— start —

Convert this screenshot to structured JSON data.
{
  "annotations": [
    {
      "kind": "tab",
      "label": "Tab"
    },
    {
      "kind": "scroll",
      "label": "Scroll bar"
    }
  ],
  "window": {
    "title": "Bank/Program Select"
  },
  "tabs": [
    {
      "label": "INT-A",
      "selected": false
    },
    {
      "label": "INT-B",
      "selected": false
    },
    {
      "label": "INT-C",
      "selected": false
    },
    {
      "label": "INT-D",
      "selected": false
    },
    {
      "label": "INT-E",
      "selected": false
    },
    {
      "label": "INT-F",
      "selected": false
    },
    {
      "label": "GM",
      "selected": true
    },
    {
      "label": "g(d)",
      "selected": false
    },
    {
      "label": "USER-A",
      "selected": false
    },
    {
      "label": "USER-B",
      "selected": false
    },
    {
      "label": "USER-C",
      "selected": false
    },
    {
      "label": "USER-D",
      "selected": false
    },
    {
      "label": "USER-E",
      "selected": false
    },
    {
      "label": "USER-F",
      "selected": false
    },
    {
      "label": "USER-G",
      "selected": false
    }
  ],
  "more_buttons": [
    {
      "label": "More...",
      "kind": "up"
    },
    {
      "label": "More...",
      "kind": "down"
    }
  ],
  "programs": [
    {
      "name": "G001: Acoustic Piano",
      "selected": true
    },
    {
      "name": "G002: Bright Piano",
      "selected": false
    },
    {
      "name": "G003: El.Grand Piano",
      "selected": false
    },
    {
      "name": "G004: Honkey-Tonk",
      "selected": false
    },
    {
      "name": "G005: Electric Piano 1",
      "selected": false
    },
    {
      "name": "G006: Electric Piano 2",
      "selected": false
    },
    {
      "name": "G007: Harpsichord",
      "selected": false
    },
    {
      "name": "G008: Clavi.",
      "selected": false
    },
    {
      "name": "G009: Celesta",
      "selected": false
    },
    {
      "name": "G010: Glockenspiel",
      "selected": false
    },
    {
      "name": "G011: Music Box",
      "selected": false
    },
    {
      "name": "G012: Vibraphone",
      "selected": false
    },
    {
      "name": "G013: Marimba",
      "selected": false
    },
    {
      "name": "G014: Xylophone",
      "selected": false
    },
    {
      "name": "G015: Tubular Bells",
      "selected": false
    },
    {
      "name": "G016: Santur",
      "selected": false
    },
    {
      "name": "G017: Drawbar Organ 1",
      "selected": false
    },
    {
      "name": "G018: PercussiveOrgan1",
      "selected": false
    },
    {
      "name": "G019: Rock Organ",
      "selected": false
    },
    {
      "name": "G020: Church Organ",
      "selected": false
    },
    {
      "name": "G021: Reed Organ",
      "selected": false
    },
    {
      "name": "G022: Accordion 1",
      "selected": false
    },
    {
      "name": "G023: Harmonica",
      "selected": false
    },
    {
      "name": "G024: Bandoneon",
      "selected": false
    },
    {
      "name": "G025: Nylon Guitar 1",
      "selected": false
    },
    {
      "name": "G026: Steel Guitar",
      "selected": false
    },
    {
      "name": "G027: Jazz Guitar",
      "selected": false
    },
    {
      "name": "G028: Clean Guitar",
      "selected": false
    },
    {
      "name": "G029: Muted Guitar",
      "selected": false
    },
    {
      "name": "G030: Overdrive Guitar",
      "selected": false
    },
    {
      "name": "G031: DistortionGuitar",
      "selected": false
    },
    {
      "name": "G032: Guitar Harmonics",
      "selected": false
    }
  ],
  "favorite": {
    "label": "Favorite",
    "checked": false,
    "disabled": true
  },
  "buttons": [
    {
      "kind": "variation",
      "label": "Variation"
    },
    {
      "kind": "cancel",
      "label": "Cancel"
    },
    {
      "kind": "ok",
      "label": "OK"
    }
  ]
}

— end —

Aim: Using the listing above, locate the lines that hold "USER" and copy each one.

Response to the task:
      "label": "USER-A",
      "label": "USER-B",
      "label": "USER-C",
      "label": "USER-D",
      "label": "USER-E",
      "label": "USER-F",
      "label": "USER-G",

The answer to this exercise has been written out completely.